§ **Written task**: Go through each line of the records below and count those with the word "been"; give only the total.
== Given information ==
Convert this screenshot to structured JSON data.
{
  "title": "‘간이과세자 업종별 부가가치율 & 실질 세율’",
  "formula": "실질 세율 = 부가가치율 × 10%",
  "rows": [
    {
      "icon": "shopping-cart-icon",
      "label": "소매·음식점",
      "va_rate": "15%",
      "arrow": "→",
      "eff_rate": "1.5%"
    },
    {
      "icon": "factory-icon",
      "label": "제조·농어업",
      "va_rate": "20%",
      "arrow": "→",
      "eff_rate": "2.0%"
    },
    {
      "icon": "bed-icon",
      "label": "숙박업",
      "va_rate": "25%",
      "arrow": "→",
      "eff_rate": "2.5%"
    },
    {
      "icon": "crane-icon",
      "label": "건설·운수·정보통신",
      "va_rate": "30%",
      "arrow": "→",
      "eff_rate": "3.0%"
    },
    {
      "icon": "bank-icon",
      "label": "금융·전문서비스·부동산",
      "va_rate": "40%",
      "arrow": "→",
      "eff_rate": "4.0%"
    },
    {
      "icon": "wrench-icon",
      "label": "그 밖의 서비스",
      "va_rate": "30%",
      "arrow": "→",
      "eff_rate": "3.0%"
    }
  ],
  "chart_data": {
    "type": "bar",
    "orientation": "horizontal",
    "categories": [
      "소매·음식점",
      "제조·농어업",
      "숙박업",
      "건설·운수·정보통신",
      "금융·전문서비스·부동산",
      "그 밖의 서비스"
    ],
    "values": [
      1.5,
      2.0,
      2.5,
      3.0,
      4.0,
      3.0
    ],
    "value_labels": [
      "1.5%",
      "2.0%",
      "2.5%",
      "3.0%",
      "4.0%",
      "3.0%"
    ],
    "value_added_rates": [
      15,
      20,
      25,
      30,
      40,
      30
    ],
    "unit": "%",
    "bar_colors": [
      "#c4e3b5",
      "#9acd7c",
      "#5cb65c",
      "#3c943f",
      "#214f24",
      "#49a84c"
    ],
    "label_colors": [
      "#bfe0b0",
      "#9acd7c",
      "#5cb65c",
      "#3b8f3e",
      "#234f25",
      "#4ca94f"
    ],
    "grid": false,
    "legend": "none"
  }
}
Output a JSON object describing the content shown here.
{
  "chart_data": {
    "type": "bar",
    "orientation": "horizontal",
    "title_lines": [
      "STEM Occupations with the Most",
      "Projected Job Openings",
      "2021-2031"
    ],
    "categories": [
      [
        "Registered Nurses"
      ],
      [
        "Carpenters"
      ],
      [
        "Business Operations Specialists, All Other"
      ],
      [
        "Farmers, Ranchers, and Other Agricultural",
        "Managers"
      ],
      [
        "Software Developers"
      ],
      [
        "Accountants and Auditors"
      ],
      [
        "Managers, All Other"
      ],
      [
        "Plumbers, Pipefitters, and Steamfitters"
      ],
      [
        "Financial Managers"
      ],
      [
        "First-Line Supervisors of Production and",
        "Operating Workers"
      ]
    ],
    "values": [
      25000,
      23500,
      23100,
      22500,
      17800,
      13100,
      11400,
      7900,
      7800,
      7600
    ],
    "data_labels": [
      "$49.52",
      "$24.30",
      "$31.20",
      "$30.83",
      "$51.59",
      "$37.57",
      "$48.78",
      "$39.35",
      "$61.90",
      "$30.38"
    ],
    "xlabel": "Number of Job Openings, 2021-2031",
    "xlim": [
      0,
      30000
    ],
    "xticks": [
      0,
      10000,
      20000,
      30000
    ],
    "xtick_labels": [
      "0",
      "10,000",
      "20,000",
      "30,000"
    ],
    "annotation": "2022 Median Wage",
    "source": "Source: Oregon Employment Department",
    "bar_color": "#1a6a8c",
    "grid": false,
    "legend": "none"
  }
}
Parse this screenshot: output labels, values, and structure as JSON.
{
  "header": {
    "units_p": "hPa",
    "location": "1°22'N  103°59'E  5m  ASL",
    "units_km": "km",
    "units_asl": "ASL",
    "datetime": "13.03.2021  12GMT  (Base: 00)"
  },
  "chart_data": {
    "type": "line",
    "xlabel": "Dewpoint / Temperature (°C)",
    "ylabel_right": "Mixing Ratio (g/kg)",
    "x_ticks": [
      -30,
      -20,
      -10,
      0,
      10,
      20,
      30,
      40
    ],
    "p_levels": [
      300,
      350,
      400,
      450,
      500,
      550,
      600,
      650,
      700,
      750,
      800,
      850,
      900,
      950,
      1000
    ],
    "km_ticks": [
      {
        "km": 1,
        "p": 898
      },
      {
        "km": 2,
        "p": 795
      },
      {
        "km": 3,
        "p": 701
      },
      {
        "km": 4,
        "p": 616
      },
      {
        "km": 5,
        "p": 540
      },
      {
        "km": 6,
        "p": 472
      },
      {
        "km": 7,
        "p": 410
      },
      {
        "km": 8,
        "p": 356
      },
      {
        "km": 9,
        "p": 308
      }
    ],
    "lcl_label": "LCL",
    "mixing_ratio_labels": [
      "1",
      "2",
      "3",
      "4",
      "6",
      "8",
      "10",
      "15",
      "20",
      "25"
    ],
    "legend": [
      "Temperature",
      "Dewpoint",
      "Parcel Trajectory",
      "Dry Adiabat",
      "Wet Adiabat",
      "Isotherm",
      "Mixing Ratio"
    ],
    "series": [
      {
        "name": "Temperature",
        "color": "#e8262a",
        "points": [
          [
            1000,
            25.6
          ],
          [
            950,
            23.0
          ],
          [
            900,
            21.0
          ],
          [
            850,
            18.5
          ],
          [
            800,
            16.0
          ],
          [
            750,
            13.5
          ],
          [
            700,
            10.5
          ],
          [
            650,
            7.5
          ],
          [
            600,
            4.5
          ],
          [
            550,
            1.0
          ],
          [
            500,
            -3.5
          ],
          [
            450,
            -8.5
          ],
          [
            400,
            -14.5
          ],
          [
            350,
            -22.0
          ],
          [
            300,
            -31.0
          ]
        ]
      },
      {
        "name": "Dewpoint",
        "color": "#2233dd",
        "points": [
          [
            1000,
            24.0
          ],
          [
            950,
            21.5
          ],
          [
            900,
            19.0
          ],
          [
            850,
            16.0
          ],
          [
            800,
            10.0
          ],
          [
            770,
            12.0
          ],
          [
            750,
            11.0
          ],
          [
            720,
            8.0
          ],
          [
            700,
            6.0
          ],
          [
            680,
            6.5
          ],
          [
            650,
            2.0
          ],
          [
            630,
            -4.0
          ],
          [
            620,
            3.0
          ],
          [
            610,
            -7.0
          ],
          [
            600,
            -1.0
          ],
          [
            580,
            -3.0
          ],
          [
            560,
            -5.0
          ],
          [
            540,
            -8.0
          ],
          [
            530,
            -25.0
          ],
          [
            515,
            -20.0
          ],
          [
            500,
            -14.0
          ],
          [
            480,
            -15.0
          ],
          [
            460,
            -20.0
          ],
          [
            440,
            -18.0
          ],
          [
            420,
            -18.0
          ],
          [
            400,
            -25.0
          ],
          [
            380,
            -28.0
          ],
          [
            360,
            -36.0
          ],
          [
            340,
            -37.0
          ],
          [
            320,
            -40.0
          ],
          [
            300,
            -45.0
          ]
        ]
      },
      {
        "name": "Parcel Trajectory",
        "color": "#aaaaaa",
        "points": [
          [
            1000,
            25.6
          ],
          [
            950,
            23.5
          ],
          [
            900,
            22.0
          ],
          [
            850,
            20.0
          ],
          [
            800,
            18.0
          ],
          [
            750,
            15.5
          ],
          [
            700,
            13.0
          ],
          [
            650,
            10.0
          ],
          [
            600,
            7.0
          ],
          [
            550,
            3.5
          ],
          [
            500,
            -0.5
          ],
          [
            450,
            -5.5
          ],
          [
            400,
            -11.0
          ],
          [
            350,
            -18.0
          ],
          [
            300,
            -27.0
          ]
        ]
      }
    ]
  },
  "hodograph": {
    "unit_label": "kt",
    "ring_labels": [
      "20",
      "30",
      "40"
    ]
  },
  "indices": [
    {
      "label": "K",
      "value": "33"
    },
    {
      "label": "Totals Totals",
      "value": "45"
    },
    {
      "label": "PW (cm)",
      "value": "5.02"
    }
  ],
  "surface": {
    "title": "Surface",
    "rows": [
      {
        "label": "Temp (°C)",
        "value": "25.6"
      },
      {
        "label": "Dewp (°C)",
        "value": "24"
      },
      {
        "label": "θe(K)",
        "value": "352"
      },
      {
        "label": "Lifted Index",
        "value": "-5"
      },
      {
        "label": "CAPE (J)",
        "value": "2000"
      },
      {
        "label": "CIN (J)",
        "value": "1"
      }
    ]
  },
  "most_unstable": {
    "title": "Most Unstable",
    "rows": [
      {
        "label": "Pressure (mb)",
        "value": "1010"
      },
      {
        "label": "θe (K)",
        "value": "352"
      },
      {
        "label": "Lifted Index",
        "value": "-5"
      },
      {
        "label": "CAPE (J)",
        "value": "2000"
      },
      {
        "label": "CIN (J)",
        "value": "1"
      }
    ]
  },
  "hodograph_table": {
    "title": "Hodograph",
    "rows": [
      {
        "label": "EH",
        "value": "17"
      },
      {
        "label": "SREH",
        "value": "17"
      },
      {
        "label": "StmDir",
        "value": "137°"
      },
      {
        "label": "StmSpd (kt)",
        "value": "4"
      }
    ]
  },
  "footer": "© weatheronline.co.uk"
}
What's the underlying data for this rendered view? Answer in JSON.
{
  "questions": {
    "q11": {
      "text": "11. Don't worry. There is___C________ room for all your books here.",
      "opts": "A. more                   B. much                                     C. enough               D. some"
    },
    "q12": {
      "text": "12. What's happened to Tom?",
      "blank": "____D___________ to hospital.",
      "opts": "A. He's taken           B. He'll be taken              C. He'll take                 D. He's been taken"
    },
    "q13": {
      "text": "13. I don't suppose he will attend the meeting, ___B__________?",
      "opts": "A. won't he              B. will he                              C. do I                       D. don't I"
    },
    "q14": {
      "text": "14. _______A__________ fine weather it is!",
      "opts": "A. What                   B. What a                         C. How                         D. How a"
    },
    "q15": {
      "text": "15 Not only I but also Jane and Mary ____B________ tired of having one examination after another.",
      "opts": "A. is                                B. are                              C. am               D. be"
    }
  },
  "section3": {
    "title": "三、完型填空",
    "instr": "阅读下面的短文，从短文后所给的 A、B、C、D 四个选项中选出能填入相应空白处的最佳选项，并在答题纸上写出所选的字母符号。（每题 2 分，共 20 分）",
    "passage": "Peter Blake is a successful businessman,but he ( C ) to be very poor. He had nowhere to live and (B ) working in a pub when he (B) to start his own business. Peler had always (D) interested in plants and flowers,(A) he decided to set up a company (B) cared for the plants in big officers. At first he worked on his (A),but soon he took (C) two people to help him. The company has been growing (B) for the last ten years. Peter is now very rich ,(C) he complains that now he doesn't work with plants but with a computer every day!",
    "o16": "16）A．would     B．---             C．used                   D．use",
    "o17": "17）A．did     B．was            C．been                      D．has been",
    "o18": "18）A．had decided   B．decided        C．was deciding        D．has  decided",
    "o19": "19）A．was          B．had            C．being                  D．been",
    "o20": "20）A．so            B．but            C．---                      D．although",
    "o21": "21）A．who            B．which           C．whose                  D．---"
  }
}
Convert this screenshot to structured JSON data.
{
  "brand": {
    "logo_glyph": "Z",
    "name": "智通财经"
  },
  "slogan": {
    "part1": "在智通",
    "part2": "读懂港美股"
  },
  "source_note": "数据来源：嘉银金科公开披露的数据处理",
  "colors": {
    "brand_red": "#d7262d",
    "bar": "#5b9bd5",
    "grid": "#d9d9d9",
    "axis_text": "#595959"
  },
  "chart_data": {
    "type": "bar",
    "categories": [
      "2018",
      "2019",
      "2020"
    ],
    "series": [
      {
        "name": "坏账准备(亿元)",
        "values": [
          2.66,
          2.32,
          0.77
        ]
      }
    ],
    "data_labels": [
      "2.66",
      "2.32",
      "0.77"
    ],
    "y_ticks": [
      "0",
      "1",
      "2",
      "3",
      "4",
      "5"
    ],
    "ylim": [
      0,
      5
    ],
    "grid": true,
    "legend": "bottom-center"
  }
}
===
§ **Full output**: 4